→ What the exercise asks: Please list all lines of the material below in which the string "label" occurs.
= = = = = = =
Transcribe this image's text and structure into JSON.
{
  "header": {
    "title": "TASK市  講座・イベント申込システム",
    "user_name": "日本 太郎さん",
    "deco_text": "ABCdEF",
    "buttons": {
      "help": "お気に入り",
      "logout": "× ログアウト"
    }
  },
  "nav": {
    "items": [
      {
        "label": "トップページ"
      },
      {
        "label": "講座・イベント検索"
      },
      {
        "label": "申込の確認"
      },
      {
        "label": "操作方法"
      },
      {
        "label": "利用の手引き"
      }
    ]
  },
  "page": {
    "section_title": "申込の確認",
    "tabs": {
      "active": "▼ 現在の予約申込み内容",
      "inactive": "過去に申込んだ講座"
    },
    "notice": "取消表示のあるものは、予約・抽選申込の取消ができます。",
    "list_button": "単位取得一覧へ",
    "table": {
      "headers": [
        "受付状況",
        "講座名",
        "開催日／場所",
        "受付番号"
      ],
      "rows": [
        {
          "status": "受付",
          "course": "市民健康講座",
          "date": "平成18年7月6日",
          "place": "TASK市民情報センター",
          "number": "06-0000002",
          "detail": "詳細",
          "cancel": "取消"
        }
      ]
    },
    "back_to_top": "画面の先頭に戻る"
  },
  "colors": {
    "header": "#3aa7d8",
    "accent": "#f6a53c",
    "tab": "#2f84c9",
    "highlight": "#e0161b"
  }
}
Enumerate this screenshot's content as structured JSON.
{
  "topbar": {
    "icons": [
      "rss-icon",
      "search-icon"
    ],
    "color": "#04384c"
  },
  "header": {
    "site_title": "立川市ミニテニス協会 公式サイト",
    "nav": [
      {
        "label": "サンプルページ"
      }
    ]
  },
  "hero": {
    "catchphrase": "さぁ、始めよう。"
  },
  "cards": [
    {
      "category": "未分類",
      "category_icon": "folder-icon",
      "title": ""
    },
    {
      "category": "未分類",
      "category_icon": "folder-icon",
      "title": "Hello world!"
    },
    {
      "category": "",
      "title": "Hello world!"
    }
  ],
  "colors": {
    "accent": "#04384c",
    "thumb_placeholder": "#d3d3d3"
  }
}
= = = = = = =
→ Output of the exercise:
        "label": "トップページ"
        "label": "講座・イベント検索"
        "label": "申込の確認"
        "label": "操作方法"
        "label": "利用の手引き"
        "label": "サンプルページ"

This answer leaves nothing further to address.